Seven bold predictions for the 2018 Pyeongchang Olympics

The 2018 Winter Games are upon us, and we know a bunch of things: NHL players won’t be participating, Russian athletes will compete under a neutral flag and a record 102 medals will be awarded.

But there are so many unknowns. The Canadian Olympic Committee’s primary goal for the Pyeongchang Olympics is for the country to be “in contention for No. 1” when it comes to medal haul. And if you’re paying attention to the World Cup circuit, you’ll know that Canadians are hitting podiums an awful lot — as of Dec. 19, Canada’s 85 total medals are second only to Germany.

In other words, things are looking positive for Canada as the Games set to get underway on Feb. 9.

Of course, a lot can happen at the Olympics: There’s pressure, injuries, bad days and dark horses who come out of nowhere. And while there are a lot of variables and a lot we don’t know, we’re going to make guesses, anyway.

Here are seven predictions about Canadian outcomes at the Olympics:

1. Calgary’s Kaillie Humphries will become the first female bobsledder in history to win three straight Olympic gold medals
This is a close call in a sport that comes down to milliseconds, but we’re taking Humphries for the win. She’s up against some formidable opponents in a pair of American pilots: Reigning world champion Elana Meyers and reigning world bronze medallist Jamie Greubel. The three sleds are regularly 1-2-3. But we’re going with Humphries because she always manages to get it done on the biggest stage there is, and Pyeongchang won’t be any different.

2. Less than a year after Mark McMorris’s brutal crash, the snowboarder will reach the Olympic podium for the second time
In March of 2017, McMorris broke his jaw, his left arm and a few ribs. He had a collapsed left lung and a ruptured spleen.

Apparently a lot can change in a week.. So so thankful to have my life! It was touch and go there for a second and I don’t know how I can thank everyone enough for praying and sending healing vibes…. I hit a tree in the whistler backcountry a week ago and to be honest I was pretty sure I was going to die… @craigmcmorris @torsteinhorgmo @erinhogue @brandonkelly and @ryantiene saved my life by staying calm, building me a nest, and calling search and rescue I will never take another day on this earth for granted Much Love

117k Likes, 3,877 Comments – Mark McMorris (@markmcmorris) on Instagram: “Apparently a lot can change in a week.. So so thankful to have my life! It was touch and go there…”

McMorris wasn’t sure if he’d ever snowboard again. But we’re still calling the 24-year-old from Regina to win gold in Big Air, which is making its Olympic debut in Pyeongchang. He’ll pick up another medal in the slopestyle competition, too.

■ ■ ■ ■ ■ ■ ■

* What is asked *
Answer these about the Pyeongchang predictions article:
(a) How many medals will be awarded at the 2018 Winter Games?
(b) Which two American pilots are named as Kaillie Humphries's main opponents?
(c) In which event, new to the Olympics in Pyeongchang, is Mark McMorris predicted to win gold?
Answer from the text above and nothing else.

■ ■ ■ ■ ■ ■ ■

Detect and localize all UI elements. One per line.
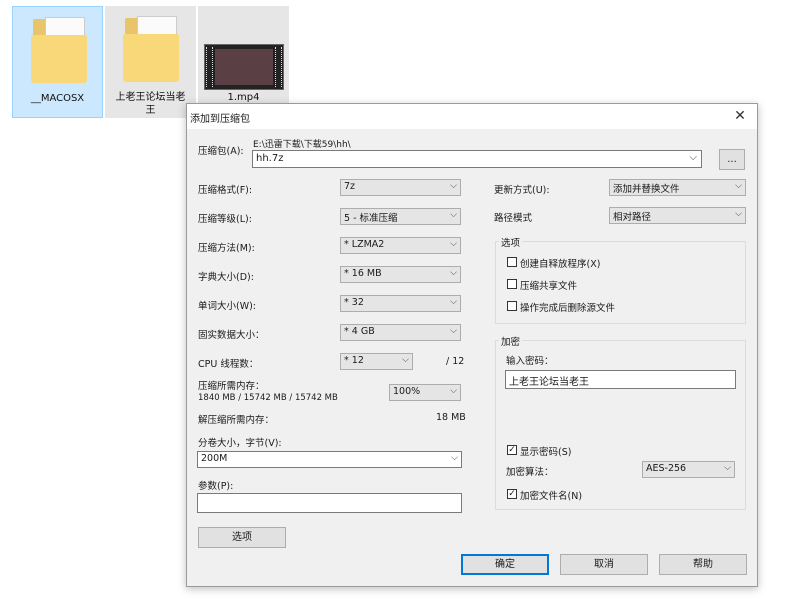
chevron-down-icon: ⌵: [402, 355, 409, 365]
solid-label: 固实数据大小：: [198, 330, 265, 341]
sfx-checkbox[interactable]: [507, 257, 517, 267]
folder-front: [123, 34, 179, 82]
level-value: 5 - 标准压缩: [344, 213, 398, 224]
archive-name-value: hh.7z: [256, 153, 284, 164]
cancel-button[interactable]: 取消: [560, 554, 648, 575]
update-label: 更新方式(U):: [494, 185, 550, 196]
word-select[interactable]: * 32 ⌵: [340, 295, 461, 312]
title-bar: 添加到压缩包 ✕: [187, 104, 757, 129]
chevron-down-icon: ⌵: [450, 210, 457, 220]
enc-method-label: 加密算法：: [506, 467, 554, 478]
film-holes-left: [206, 47, 213, 87]
archive-label: 压缩包(A):: [198, 146, 244, 157]
cpu-total: / 12: [446, 356, 465, 367]
split-select[interactable]: 200M ⌵: [197, 451, 462, 468]
mem-label: 压缩所需内存：: [198, 381, 265, 392]
delete-source-label: 操作完成后删除源文件: [520, 303, 616, 314]
path-value: 相对路径: [613, 212, 652, 223]
update-value: 添加并替换文件: [613, 184, 680, 195]
show-password-checkbox[interactable]: ✓: [507, 445, 517, 455]
level-select[interactable]: 5 - 标准压缩 ⌵: [340, 208, 461, 225]
file-name: 上老王论坛当老 王: [115, 92, 186, 116]
archive-path: E:\迅雷下载\下载59\hh\: [253, 140, 351, 150]
enc-method-value: AES-256: [646, 463, 687, 474]
cpu-value: * 12: [344, 355, 364, 366]
add-to-archive-dialog: 添加到压缩包 ✕ 压缩包(A): E:\迅雷下载\下载59\hh\ hh.7z …: [186, 103, 758, 587]
level-label: 压缩等级(L):: [198, 214, 252, 225]
chevron-down-icon: ⌵: [450, 386, 457, 396]
chevron-down-icon: ⌵: [450, 297, 457, 307]
chevron-down-icon: ⌵: [450, 326, 457, 336]
folder-front: [31, 35, 87, 83]
options-button[interactable]: 选项: [198, 527, 286, 548]
format-label: 压缩格式(F):: [198, 185, 253, 196]
chevron-down-icon: ⌵: [735, 181, 742, 191]
dict-label: 字典大小(D):: [198, 272, 254, 283]
chevron-down-icon: ⌵: [451, 453, 458, 463]
dict-select[interactable]: * 16 MB ⌵: [340, 266, 461, 283]
help-button[interactable]: 帮助: [659, 554, 747, 575]
ok-button[interactable]: 确定: [461, 554, 549, 575]
encrypt-names-label: 加密文件名(N): [520, 491, 583, 502]
decomp-value: 18 MB: [436, 412, 466, 423]
file-mp4[interactable]: 1.mp4: [198, 6, 289, 118]
chevron-down-icon: ⌵: [724, 463, 731, 473]
encrypt-names-checkbox[interactable]: ✓: [507, 489, 517, 499]
cpu-label: CPU 线程数：: [198, 359, 259, 370]
chevron-down-icon: ⌵: [450, 239, 457, 249]
close-icon[interactable]: ✕: [729, 106, 751, 126]
method-select[interactable]: * LZMA2 ⌵: [340, 237, 461, 254]
update-select[interactable]: 添加并替换文件 ⌵: [609, 179, 746, 196]
mem-percent-value: 100%: [393, 386, 421, 397]
params-input[interactable]: [197, 493, 462, 513]
show-password-label: 显示密码(S): [520, 447, 572, 458]
dict-value: * 16 MB: [344, 268, 382, 279]
format-select[interactable]: 7z ⌵: [340, 179, 461, 196]
split-label: 分卷大小，字节(V):: [198, 438, 282, 449]
file-macosx[interactable]: __MACOSX: [12, 6, 103, 118]
password-value: 上老王论坛当老王: [509, 377, 589, 388]
solid-select[interactable]: * 4 GB ⌵: [340, 324, 461, 341]
path-label: 路径模式: [494, 213, 533, 224]
chevron-down-icon: ⌵: [450, 181, 457, 191]
chevron-down-icon: ⌵: [450, 268, 457, 278]
format-value: 7z: [344, 181, 356, 192]
shared-checkbox[interactable]: [507, 279, 517, 289]
cpu-select[interactable]: * 12 ⌵: [340, 353, 413, 370]
word-value: * 32: [344, 297, 364, 308]
split-value: 200M: [201, 453, 228, 464]
method-label: 压缩方法(M):: [198, 243, 255, 254]
archive-name-input[interactable]: hh.7z ⌵: [252, 150, 702, 168]
file-folder-laowang[interactable]: 上老王论坛当老 王: [105, 6, 196, 118]
dialog-title: 添加到压缩包: [190, 114, 250, 125]
sfx-label: 创建自释放程序(X): [520, 259, 601, 270]
password-input[interactable]: 上老王论坛当老王: [505, 370, 736, 389]
decomp-label: 解压缩所需内存：: [198, 415, 275, 426]
video-file-icon: [204, 44, 284, 90]
chevron-down-icon[interactable]: ⌵: [689, 152, 697, 163]
params-label: 参数(P):: [198, 481, 234, 492]
browse-button[interactable]: ...: [719, 149, 745, 170]
encryption-group-title: 加密: [499, 334, 523, 348]
method-value: * LZMA2: [344, 239, 385, 250]
chevron-down-icon: ⌵: [735, 209, 742, 219]
delete-source-checkbox[interactable]: [507, 301, 517, 311]
mem-percent-select[interactable]: 100% ⌵: [389, 384, 461, 401]
film-holes-right: [275, 47, 282, 87]
enc-method-select[interactable]: AES-256 ⌵: [642, 461, 735, 478]
path-select[interactable]: 相对路径 ⌵: [609, 207, 746, 224]
mem-detail: 1840 MB / 15742 MB / 15742 MB: [198, 393, 338, 403]
word-label: 单词大小(W):: [198, 301, 257, 312]
options-group-title: 选项: [499, 235, 523, 249]
video-frame: [215, 49, 273, 85]
file-name: __MACOSX: [30, 93, 85, 104]
shared-label: 压缩共享文件: [520, 281, 578, 292]
solid-value: * 4 GB: [344, 326, 375, 337]
password-label: 输入密码：: [506, 356, 554, 367]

■ ■ ■ ■ ■ ■ ■

* Task result *
(a) 102
(b) Elana Meyers and Jamie Greubel
(c) Big Air